- **Exercise details**
Print each line of the listing once more, precisely as given.

- **Data lines**
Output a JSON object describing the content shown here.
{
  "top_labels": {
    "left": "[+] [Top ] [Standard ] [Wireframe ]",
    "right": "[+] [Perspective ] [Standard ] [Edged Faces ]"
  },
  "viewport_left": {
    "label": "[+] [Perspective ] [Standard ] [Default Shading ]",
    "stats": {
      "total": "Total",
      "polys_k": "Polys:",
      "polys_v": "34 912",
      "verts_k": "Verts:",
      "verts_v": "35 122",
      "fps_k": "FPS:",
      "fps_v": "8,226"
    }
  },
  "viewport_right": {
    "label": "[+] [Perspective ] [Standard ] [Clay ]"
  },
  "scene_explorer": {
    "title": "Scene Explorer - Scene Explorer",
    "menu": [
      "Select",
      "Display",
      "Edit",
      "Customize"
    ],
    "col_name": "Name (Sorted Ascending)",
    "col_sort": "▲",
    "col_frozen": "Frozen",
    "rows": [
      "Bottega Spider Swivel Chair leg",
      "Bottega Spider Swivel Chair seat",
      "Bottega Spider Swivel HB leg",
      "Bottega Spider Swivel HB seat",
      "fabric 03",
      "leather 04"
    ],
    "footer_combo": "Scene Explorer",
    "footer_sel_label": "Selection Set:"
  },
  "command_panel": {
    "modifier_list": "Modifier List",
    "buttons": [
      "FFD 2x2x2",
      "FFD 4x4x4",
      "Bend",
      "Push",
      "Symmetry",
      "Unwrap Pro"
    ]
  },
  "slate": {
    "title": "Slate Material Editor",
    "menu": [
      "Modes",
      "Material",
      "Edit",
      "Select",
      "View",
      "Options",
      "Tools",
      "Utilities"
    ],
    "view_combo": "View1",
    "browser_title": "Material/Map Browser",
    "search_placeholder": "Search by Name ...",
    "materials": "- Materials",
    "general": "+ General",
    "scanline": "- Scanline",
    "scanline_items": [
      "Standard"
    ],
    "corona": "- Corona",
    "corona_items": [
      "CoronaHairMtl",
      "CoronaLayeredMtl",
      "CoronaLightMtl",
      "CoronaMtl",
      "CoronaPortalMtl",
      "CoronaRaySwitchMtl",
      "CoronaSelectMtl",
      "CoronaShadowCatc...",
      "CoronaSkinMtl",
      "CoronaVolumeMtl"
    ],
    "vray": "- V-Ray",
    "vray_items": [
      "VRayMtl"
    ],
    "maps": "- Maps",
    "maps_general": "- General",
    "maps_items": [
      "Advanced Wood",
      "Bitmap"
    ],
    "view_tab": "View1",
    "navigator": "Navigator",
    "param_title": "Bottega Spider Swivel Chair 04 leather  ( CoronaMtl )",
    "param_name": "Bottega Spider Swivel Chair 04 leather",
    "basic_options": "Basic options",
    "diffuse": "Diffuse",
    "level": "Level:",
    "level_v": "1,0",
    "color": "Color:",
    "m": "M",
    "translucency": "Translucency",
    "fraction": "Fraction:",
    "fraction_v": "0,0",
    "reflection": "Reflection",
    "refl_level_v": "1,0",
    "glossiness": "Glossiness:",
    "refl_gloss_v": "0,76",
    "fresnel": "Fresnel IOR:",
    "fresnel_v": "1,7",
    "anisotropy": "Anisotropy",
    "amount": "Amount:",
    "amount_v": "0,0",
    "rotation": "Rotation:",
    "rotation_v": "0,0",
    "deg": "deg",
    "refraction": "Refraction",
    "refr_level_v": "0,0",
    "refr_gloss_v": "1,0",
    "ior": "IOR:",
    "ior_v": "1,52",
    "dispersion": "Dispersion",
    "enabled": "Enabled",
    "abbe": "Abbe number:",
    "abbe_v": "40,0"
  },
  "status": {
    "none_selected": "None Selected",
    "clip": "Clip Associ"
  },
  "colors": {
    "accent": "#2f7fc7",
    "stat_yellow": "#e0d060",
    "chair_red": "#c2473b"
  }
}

- **Exercise answer**
Output a JSON object describing the content shown here.
{
  "top_labels": {
    "left": "[+] [Top ] [Standard ] [Wireframe ]",
    "right": "[+] [Perspective ] [Standard ] [Edged Faces ]"
  },
  "viewport_left": {
    "label": "[+] [Perspective ] [Standard ] [Default Shading ]",
    "stats": {
      "total": "Total",
      "polys_k": "Polys:",
      "polys_v": "34 912",
      "verts_k": "Verts:",
      "verts_v": "35 122",
      "fps_k": "FPS:",
      "fps_v": "8,226"
    }
  },
  "viewport_right": {
    "label": "[+] [Perspective ] [Standard ] [Clay ]"
  },
  "scene_explorer": {
    "title": "Scene Explorer - Scene Explorer",
    "menu": [
      "Select",
      "Display",
      "Edit",
      "Customize"
    ],
    "col_name": "Name (Sorted Ascending)",
    "col_sort": "▲",
    "col_frozen": "Frozen",
    "rows": [
      "Bottega Spider Swivel Chair leg",
      "Bottega Spider Swivel Chair seat",
      "Bottega Spider Swivel HB leg",
      "Bottega Spider Swivel HB seat",
      "fabric 03",
      "leather 04"
    ],
    "footer_combo": "Scene Explorer",
    "footer_sel_label": "Selection Set:"
  },
  "command_panel": {
    "modifier_list": "Modifier List",
    "buttons": [
      "FFD 2x2x2",
      "FFD 4x4x4",
      "Bend",
      "Push",
      "Symmetry",
      "Unwrap Pro"
    ]
  },
  "slate": {
    "title": "Slate Material Editor",
    "menu": [
      "Modes",
      "Material",
      "Edit",
      "Select",
      "View",
      "Options",
      "Tools",
      "Utilities"
    ],
    "view_combo": "View1",
    "browser_title": "Material/Map Browser",
    "search_placeholder": "Search by Name ...",
    "materials": "- Materials",
    "general": "+ General",
    "scanline": "- Scanline",
    "scanline_items": [
      "Standard"
    ],
    "corona": "- Corona",
    "corona_items": [
      "CoronaHairMtl",
      "CoronaLayeredMtl",
      "CoronaLightMtl",
      "CoronaMtl",
      "CoronaPortalMtl",
      "CoronaRaySwitchMtl",
      "CoronaSelectMtl",
      "CoronaShadowCatc...",
      "CoronaSkinMtl",
      "CoronaVolumeMtl"
    ],
    "vray": "- V-Ray",
    "vray_items": [
      "VRayMtl"
    ],
    "maps": "- Maps",
    "maps_general": "- General",
    "maps_items": [
      "Advanced Wood",
      "Bitmap"
    ],
    "view_tab": "View1",
    "navigator": "Navigator",
    "param_title": "Bottega Spider Swivel Chair 04 leather  ( CoronaMtl )",
    "param_name": "Bottega Spider Swivel Chair 04 leather",
    "basic_options": "Basic options",
    "diffuse": "Diffuse",
    "level": "Level:",
    "level_v": "1,0",
    "color": "Color:",
    "m": "M",
    "translucency": "Translucency",
    "fraction": "Fraction:",
    "fraction_v": "0,0",
    "reflection": "Reflection",
    "refl_level_v": "1,0",
    "glossiness": "Glossiness:",
    "refl_gloss_v": "0,76",
    "fresnel": "Fresnel IOR:",
    "fresnel_v": "1,7",
    "anisotropy": "Anisotropy",
    "amount": "Amount:",
    "amount_v": "0,0",
    "rotation": "Rotation:",
    "rotation_v": "0,0",
    "deg": "deg",
    "refraction": "Refraction",
    "refr_level_v": "0,0",
    "refr_gloss_v": "1,0",
    "ior": "IOR:",
    "ior_v": "1,52",
    "dispersion": "Dispersion",
    "enabled": "Enabled",
    "abbe": "Abbe number:",
    "abbe_v": "40,0"
  },
  "status": {
    "none_selected": "None Selected",
    "clip": "Clip Associ"
  },
  "colors": {
    "accent": "#2f7fc7",
    "stat_yellow": "#e0d060",
    "chair_red": "#c2473b"
  }
}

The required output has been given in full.